[Stored data]
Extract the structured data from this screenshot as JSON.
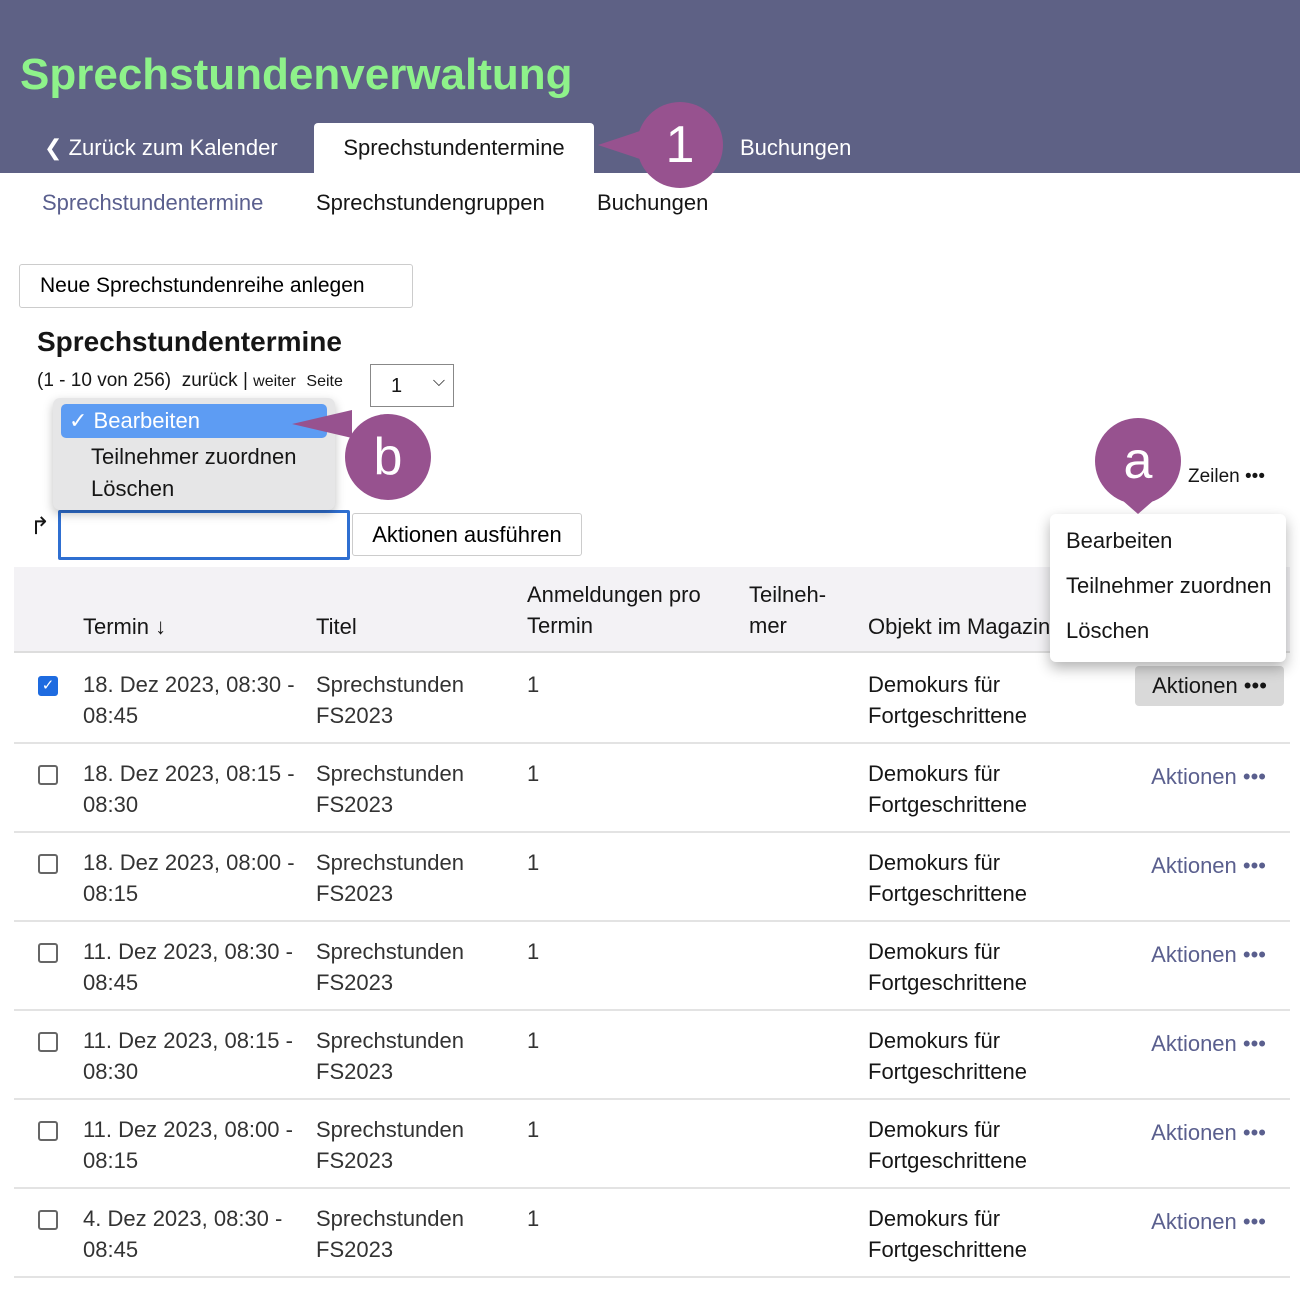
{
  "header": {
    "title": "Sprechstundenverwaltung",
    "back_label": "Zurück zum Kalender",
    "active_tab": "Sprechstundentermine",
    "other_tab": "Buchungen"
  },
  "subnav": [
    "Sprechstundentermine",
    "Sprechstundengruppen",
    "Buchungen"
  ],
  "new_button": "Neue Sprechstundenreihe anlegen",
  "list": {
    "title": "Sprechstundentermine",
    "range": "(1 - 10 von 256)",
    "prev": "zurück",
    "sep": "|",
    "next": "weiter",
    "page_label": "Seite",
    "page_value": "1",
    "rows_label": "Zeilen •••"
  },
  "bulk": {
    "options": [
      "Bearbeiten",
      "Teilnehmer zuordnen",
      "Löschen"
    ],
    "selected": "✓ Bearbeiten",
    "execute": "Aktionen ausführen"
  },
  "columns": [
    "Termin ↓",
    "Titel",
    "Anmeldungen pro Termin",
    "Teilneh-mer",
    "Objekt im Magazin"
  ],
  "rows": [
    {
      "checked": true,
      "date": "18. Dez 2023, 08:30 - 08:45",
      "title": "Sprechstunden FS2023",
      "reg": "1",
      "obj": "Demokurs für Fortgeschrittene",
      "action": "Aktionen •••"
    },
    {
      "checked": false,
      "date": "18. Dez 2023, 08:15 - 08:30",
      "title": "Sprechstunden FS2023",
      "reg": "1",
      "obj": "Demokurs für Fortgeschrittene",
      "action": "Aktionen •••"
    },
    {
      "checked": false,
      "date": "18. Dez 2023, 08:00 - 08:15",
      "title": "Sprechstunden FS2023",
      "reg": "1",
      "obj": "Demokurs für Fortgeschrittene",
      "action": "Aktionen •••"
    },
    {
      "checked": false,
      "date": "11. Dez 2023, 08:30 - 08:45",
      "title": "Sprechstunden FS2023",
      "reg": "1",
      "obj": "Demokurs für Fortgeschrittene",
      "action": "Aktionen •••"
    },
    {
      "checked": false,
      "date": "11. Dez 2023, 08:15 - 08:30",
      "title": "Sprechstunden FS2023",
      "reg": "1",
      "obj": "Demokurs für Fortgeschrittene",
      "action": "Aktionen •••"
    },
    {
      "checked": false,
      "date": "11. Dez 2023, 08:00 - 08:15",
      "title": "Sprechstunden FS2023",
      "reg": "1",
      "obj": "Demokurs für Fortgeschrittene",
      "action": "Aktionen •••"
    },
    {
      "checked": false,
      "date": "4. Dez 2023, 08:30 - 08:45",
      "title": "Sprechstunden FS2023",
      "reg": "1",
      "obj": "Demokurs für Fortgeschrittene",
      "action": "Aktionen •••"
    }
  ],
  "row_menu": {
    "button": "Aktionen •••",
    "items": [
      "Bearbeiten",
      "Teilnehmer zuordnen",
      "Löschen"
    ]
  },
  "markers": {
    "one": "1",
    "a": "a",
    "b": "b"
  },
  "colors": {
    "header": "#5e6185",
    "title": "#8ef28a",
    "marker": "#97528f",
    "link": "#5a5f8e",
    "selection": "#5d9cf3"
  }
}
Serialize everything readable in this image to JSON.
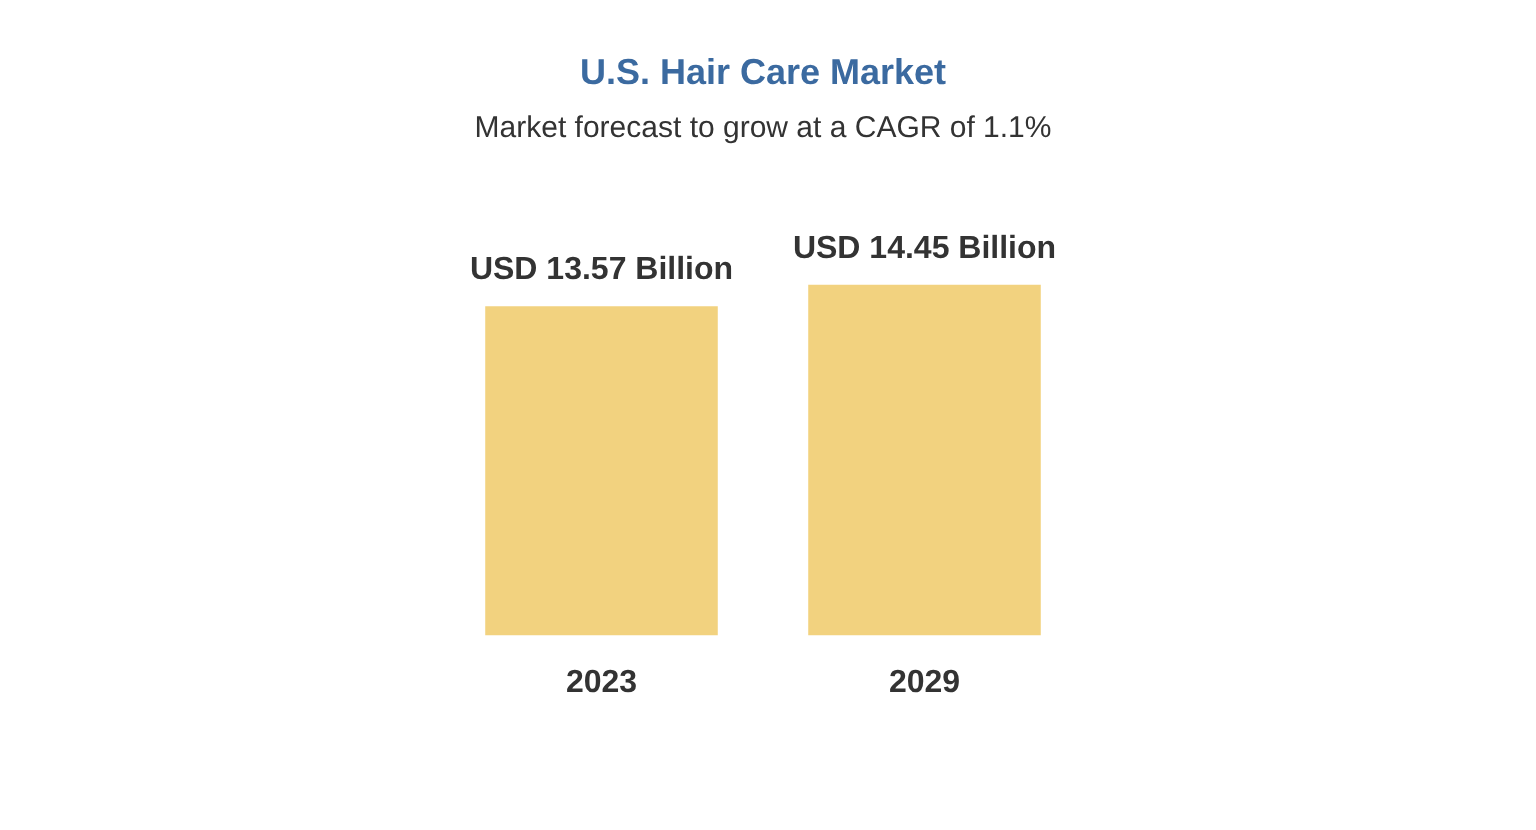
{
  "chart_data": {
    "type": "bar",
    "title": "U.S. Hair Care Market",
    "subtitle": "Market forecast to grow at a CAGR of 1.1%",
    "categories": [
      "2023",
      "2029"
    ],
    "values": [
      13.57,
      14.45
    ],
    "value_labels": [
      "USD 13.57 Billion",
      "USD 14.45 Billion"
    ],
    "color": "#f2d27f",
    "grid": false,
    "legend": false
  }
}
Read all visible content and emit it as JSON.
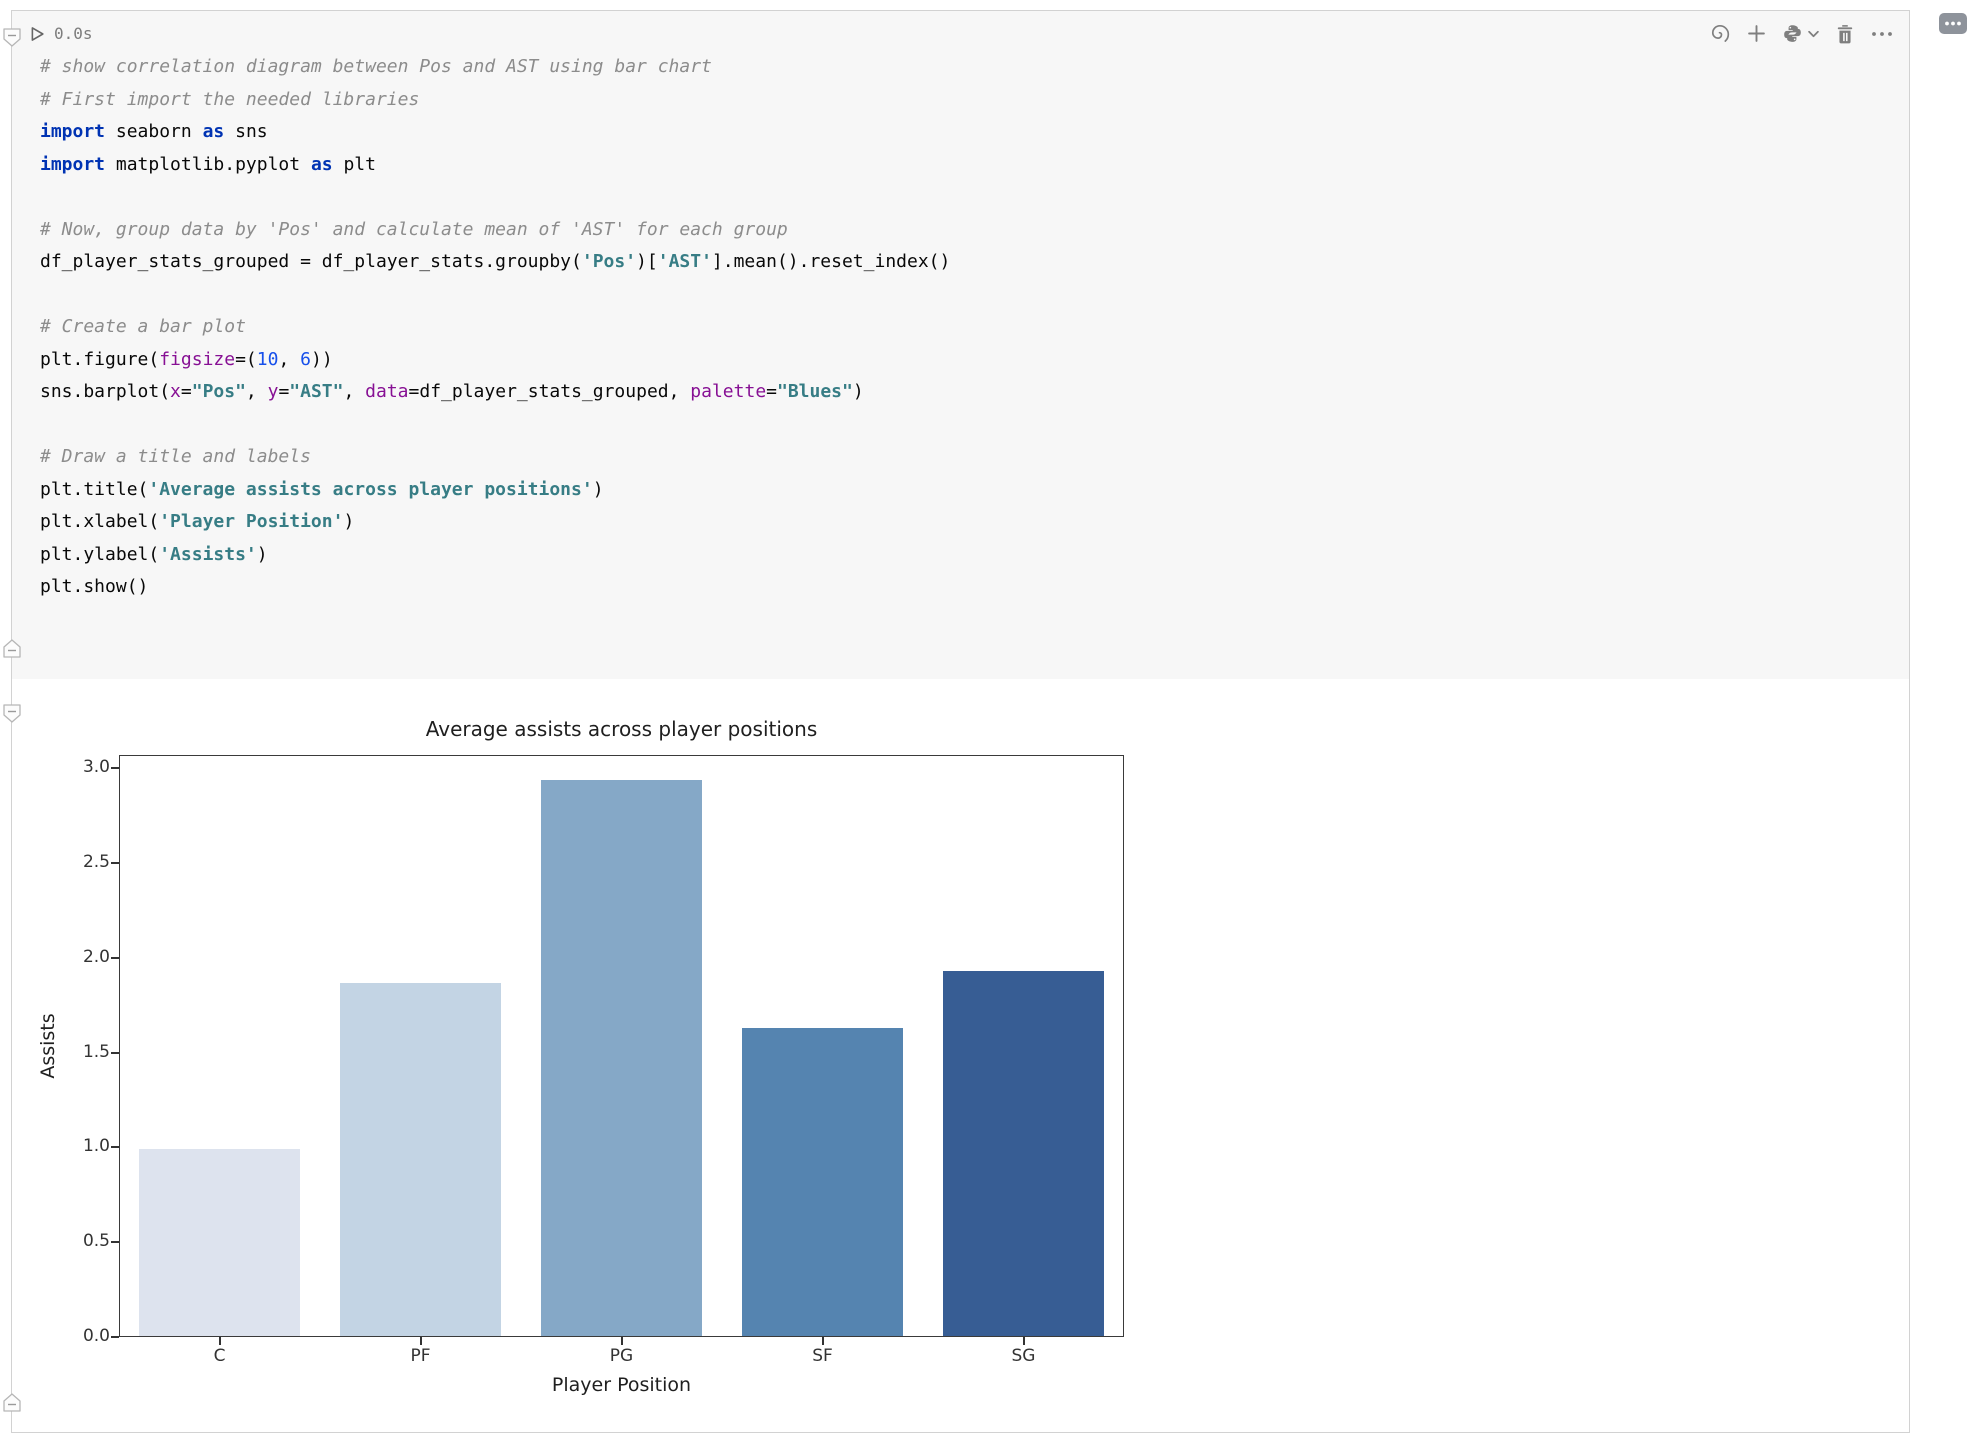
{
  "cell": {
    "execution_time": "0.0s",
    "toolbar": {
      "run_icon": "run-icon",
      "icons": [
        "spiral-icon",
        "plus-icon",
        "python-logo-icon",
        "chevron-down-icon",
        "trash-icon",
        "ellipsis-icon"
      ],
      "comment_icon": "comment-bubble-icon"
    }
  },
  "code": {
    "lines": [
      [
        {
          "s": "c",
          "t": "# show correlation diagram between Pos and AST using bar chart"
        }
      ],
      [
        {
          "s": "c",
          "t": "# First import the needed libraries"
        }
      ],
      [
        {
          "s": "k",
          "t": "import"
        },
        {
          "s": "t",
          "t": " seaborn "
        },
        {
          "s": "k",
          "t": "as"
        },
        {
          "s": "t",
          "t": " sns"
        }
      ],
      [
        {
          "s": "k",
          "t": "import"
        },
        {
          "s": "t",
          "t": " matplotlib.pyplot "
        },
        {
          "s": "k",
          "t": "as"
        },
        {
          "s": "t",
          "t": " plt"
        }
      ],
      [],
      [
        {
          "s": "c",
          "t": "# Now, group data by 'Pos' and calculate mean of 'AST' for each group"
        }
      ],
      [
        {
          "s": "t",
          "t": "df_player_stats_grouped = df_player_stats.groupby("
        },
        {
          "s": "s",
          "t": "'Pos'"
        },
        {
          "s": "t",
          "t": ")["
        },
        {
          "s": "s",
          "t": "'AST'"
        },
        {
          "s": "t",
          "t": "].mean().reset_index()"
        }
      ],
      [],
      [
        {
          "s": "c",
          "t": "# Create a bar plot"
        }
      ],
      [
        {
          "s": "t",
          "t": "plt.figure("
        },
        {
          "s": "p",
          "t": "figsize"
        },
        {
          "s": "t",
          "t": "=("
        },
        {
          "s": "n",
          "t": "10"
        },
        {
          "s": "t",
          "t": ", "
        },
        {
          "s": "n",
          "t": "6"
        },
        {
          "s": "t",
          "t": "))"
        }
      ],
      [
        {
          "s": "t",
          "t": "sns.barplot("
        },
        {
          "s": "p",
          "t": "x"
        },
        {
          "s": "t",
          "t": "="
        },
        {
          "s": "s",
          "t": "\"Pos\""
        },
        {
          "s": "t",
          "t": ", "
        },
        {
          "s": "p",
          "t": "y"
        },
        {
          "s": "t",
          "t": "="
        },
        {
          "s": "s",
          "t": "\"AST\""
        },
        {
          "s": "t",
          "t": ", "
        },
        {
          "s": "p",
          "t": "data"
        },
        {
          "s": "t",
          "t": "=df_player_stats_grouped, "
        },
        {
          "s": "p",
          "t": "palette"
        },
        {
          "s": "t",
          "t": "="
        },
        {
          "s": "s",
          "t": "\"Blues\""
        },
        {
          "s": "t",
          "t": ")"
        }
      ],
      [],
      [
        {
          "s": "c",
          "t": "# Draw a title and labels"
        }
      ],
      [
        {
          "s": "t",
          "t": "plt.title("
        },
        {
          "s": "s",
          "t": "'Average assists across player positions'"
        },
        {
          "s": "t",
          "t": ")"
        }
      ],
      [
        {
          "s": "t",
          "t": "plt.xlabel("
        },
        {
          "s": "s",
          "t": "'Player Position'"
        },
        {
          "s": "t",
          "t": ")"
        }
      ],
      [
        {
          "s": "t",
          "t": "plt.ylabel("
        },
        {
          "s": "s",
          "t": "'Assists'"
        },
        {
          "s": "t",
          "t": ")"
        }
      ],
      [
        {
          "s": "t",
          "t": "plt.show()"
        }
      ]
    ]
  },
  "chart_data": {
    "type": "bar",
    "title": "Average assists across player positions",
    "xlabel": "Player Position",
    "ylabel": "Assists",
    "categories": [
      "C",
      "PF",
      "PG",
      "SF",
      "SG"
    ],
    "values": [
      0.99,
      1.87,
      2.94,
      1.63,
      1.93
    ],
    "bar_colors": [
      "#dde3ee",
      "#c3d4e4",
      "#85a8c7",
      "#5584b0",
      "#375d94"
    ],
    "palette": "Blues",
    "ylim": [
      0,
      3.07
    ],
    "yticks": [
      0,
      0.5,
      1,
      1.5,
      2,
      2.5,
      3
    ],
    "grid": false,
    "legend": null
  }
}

→ WORK INSTRUCTIONS
Of the lines in the listing, how many hold the word "Average"? Nothing but the number is needed.

→ SOLVED EXERCISE
2